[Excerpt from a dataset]
▬▬▬

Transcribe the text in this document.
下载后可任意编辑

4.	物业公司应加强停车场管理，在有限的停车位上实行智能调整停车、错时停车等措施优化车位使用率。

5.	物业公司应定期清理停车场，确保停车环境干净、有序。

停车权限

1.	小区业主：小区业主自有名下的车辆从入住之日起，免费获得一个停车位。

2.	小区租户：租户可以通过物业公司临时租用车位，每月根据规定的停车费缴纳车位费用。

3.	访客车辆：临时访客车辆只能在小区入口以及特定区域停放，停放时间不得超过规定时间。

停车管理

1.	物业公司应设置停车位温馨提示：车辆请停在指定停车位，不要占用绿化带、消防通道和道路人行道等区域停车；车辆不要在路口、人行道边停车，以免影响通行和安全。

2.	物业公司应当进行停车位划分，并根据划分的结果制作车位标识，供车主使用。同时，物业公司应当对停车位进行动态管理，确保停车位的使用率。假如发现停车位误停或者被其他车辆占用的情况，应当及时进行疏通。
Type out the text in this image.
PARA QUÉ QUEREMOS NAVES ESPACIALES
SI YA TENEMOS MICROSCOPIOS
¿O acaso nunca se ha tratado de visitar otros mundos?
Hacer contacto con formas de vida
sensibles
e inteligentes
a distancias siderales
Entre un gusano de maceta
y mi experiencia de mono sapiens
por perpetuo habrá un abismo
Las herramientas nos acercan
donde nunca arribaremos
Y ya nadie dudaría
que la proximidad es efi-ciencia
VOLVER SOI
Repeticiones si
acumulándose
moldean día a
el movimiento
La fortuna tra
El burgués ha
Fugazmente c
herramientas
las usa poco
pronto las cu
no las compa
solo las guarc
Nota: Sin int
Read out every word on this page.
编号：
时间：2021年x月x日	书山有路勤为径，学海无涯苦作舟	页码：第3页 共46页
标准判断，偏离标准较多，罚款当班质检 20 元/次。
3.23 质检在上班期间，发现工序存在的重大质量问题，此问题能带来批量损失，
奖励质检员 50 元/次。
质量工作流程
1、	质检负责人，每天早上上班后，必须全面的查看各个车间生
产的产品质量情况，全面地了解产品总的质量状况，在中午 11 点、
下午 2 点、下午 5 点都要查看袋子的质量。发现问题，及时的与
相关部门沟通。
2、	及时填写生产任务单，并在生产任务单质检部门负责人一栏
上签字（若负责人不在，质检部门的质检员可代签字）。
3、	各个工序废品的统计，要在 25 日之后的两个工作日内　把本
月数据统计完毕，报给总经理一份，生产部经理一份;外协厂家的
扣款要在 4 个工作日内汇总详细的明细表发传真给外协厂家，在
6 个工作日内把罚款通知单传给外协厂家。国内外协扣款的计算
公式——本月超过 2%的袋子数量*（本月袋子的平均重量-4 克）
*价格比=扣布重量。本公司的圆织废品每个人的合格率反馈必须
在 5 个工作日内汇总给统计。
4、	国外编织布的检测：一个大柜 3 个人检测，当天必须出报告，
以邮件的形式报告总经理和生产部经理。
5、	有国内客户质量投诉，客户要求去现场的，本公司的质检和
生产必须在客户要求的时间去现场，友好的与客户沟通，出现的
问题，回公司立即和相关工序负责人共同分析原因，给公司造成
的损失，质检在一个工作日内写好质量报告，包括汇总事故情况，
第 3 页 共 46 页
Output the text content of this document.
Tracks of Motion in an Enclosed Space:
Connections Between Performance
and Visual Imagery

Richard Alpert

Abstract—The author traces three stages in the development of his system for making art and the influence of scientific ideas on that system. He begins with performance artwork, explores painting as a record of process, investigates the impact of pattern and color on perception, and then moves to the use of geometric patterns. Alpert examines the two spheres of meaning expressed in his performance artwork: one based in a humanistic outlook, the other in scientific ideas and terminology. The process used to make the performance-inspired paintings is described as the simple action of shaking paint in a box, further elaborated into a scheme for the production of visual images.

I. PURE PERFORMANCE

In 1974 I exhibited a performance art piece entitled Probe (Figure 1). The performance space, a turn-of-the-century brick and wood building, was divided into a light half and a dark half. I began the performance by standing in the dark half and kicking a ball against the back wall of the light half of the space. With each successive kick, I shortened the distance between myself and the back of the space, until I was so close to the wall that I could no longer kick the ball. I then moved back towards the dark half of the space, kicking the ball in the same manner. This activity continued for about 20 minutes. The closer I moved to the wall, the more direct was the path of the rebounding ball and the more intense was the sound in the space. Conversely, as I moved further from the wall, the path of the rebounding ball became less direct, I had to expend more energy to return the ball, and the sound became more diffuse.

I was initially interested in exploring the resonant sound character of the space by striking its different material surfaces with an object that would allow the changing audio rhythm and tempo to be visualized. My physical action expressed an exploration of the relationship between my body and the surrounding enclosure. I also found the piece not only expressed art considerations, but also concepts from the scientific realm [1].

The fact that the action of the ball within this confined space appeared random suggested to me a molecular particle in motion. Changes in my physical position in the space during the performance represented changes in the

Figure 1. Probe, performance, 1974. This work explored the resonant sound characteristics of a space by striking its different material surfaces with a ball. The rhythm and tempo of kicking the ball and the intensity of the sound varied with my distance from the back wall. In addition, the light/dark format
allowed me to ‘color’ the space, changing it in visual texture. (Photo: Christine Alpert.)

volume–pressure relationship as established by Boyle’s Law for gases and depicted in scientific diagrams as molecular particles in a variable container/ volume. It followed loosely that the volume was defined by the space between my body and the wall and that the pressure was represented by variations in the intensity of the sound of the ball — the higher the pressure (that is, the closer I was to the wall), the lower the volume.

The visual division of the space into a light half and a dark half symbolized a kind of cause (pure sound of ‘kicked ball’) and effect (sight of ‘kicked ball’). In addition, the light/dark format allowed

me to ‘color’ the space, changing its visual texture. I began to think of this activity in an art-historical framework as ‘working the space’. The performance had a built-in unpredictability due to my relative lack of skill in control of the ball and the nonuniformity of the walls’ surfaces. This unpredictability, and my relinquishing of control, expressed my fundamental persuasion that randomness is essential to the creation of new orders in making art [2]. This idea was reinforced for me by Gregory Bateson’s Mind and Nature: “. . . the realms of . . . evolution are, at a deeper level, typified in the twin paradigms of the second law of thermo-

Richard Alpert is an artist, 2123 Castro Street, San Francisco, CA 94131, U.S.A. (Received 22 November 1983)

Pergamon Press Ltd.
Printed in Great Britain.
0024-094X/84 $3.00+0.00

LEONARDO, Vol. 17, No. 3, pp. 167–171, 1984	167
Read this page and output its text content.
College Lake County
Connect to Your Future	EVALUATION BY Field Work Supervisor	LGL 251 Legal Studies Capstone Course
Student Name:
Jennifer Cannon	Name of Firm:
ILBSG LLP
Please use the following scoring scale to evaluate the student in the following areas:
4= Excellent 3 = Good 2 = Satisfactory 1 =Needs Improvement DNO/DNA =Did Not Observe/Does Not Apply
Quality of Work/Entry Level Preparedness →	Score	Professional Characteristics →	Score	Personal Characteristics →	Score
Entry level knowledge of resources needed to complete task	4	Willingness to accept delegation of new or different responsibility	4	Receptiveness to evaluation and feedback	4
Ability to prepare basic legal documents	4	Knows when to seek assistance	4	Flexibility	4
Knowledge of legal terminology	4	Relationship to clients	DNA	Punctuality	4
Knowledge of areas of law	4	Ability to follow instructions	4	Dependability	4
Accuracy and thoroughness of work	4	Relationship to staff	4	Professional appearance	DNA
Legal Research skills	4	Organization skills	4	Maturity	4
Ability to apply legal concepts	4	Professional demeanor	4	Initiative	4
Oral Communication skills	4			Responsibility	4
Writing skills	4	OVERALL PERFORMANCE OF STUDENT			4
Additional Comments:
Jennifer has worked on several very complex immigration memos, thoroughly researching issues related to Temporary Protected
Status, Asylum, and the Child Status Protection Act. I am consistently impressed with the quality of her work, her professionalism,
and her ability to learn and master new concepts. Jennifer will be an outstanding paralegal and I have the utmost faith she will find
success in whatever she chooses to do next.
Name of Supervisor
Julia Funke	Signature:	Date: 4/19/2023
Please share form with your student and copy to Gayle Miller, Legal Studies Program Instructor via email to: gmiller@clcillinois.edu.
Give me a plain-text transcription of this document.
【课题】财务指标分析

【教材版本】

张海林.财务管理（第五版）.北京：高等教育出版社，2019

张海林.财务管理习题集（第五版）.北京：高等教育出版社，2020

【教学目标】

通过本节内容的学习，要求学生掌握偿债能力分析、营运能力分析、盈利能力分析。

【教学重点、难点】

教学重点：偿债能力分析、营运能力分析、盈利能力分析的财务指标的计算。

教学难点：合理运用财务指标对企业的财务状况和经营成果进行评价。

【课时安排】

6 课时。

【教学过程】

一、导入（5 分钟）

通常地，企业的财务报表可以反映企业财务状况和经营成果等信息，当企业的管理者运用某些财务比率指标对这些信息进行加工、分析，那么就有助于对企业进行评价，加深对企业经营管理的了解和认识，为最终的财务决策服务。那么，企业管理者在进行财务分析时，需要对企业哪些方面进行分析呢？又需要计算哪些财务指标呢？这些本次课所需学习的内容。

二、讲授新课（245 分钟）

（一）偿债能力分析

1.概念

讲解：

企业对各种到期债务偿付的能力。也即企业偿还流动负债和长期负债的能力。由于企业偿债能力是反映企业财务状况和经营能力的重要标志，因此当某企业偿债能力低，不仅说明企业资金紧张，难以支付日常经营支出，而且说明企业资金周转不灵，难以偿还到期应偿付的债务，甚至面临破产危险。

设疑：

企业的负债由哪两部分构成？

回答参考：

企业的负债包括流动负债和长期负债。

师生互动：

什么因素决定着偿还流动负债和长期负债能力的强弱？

▬▬▬

▸ Work required:
Look through the entries above; copy every line holding the string "Jennifer".

▸ Exercise output:
Jennifer Cannon	Name of Firm:
Jennifer has worked on several very complex immigration memos, thoroughly researching issues related to Temporary Protected
and her ability to learn and master new concepts. Jennifer will be an outstanding paralegal and I have the utmost faith she will find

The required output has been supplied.